- Exercise requirements:
Give the entries again, word for word.

- Material to process:
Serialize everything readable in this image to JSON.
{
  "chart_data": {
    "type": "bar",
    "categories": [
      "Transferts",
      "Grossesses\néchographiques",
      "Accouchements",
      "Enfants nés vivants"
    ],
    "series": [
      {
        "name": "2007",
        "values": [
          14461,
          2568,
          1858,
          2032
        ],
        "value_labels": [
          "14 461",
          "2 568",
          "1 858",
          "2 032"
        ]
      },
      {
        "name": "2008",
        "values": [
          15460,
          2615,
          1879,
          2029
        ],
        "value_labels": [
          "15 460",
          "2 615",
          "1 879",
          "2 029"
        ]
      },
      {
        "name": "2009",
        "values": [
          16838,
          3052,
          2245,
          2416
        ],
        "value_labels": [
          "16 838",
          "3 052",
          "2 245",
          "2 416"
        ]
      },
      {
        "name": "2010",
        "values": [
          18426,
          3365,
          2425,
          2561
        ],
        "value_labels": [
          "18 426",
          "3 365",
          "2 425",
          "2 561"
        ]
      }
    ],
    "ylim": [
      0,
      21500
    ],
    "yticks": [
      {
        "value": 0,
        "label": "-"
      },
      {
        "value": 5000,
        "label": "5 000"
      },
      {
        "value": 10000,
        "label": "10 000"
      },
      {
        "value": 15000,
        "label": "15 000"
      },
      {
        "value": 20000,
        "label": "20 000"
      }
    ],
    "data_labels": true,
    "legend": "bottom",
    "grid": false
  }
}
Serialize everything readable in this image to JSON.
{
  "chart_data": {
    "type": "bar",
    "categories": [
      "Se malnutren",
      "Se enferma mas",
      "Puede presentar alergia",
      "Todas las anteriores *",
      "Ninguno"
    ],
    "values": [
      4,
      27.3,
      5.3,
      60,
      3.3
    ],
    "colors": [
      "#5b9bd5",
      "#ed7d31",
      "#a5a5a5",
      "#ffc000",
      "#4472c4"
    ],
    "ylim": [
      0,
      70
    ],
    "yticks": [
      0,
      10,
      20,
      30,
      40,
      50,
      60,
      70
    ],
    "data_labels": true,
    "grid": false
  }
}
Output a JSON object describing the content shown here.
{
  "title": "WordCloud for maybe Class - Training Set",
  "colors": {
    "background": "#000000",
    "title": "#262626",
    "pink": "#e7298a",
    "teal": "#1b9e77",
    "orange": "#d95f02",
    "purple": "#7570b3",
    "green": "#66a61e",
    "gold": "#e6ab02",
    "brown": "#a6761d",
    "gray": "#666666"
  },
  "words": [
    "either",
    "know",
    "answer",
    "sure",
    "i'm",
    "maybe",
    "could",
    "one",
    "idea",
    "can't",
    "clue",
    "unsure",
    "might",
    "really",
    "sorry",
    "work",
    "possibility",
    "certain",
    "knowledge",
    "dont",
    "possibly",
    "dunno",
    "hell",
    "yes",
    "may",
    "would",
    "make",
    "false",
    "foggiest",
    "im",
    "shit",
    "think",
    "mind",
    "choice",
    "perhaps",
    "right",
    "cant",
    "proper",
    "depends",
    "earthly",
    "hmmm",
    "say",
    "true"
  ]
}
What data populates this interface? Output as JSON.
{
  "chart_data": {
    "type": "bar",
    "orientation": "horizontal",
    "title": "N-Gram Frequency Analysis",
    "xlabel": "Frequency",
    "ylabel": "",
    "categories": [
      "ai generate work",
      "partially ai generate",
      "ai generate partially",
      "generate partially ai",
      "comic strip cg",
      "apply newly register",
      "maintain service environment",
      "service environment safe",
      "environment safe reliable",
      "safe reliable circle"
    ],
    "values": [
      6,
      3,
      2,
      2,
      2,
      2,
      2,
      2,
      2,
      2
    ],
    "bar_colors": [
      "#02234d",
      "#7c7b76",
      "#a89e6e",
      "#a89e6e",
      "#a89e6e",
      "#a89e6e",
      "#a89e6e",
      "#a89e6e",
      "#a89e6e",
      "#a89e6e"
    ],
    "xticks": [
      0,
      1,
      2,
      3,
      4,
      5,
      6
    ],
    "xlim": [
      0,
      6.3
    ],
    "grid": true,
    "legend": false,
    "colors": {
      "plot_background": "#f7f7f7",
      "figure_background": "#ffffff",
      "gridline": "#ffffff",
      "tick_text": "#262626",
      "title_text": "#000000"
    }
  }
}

- Response for this exercise:
Serialize everything readable in this image to JSON.
{
  "chart_data": {
    "type": "bar",
    "categories": [
      "Transferts",
      "Grossesses\néchographiques",
      "Accouchements",
      "Enfants nés vivants"
    ],
    "series": [
      {
        "name": "2007",
        "values": [
          14461,
          2568,
          1858,
          2032
        ],
        "value_labels": [
          "14 461",
          "2 568",
          "1 858",
          "2 032"
        ]
      },
      {
        "name": "2008",
        "values": [
          15460,
          2615,
          1879,
          2029
        ],
        "value_labels": [
          "15 460",
          "2 615",
          "1 879",
          "2 029"
        ]
      },
      {
        "name": "2009",
        "values": [
          16838,
          3052,
          2245,
          2416
        ],
        "value_labels": [
          "16 838",
          "3 052",
          "2 245",
          "2 416"
        ]
      },
      {
        "name": "2010",
        "values": [
          18426,
          3365,
          2425,
          2561
        ],
        "value_labels": [
          "18 426",
          "3 365",
          "2 425",
          "2 561"
        ]
      }
    ],
    "ylim": [
      0,
      21500
    ],
    "yticks": [
      {
        "value": 0,
        "label": "-"
      },
      {
        "value": 5000,
        "label": "5 000"
      },
      {
        "value": 10000,
        "label": "10 000"
      },
      {
        "value": 15000,
        "label": "15 000"
      },
      {
        "value": 20000,
        "label": "20 000"
      }
    ],
    "data_labels": true,
    "legend": "bottom",
    "grid": false
  }
}
Serialize everything readable in this image to JSON.
{
  "chart_data": {
    "type": "bar",
    "categories": [
      "Se malnutren",
      "Se enferma mas",
      "Puede presentar alergia",
      "Todas las anteriores *",
      "Ninguno"
    ],
    "values": [
      4,
      27.3,
      5.3,
      60,
      3.3
    ],
    "colors": [
      "#5b9bd5",
      "#ed7d31",
      "#a5a5a5",
      "#ffc000",
      "#4472c4"
    ],
    "ylim": [
      0,
      70
    ],
    "yticks": [
      0,
      10,
      20,
      30,
      40,
      50,
      60,
      70
    ],
    "data_labels": true,
    "grid": false
  }
}
Output a JSON object describing the content shown here.
{
  "title": "WordCloud for maybe Class - Training Set",
  "colors": {
    "background": "#000000",
    "title": "#262626",
    "pink": "#e7298a",
    "teal": "#1b9e77",
    "orange": "#d95f02",
    "purple": "#7570b3",
    "green": "#66a61e",
    "gold": "#e6ab02",
    "brown": "#a6761d",
    "gray": "#666666"
  },
  "words": [
    "either",
    "know",
    "answer",
    "sure",
    "i'm",
    "maybe",
    "could",
    "one",
    "idea",
    "can't",
    "clue",
    "unsure",
    "might",
    "really",
    "sorry",
    "work",
    "possibility",
    "certain",
    "knowledge",
    "dont",
    "possibly",
    "dunno",
    "hell",
    "yes",
    "may",
    "would",
    "make",
    "false",
    "foggiest",
    "im",
    "shit",
    "think",
    "mind",
    "choice",
    "perhaps",
    "right",
    "cant",
    "proper",
    "depends",
    "earthly",
    "hmmm",
    "say",
    "true"
  ]
}
What data populates this interface? Output as JSON.
{
  "chart_data": {
    "type": "bar",
    "orientation": "horizontal",
    "title": "N-Gram Frequency Analysis",
    "xlabel": "Frequency",
    "ylabel": "",
    "categories": [
      "ai generate work",
      "partially ai generate",
      "ai generate partially",
      "generate partially ai",
      "comic strip cg",
      "apply newly register",
      "maintain service environment",
      "service environment safe",
      "environment safe reliable",
      "safe reliable circle"
    ],
    "values": [
      6,
      3,
      2,
      2,
      2,
      2,
      2,
      2,
      2,
      2
    ],
    "bar_colors": [
      "#02234d",
      "#7c7b76",
      "#a89e6e",
      "#a89e6e",
      "#a89e6e",
      "#a89e6e",
      "#a89e6e",
      "#a89e6e",
      "#a89e6e",
      "#a89e6e"
    ],
    "xticks": [
      0,
      1,
      2,
      3,
      4,
      5,
      6
    ],
    "xlim": [
      0,
      6.3
    ],
    "grid": true,
    "legend": false,
    "colors": {
      "plot_background": "#f7f7f7",
      "figure_background": "#ffffff",
      "gridline": "#ffffff",
      "tick_text": "#262626",
      "title_text": "#000000"
    }
  }
}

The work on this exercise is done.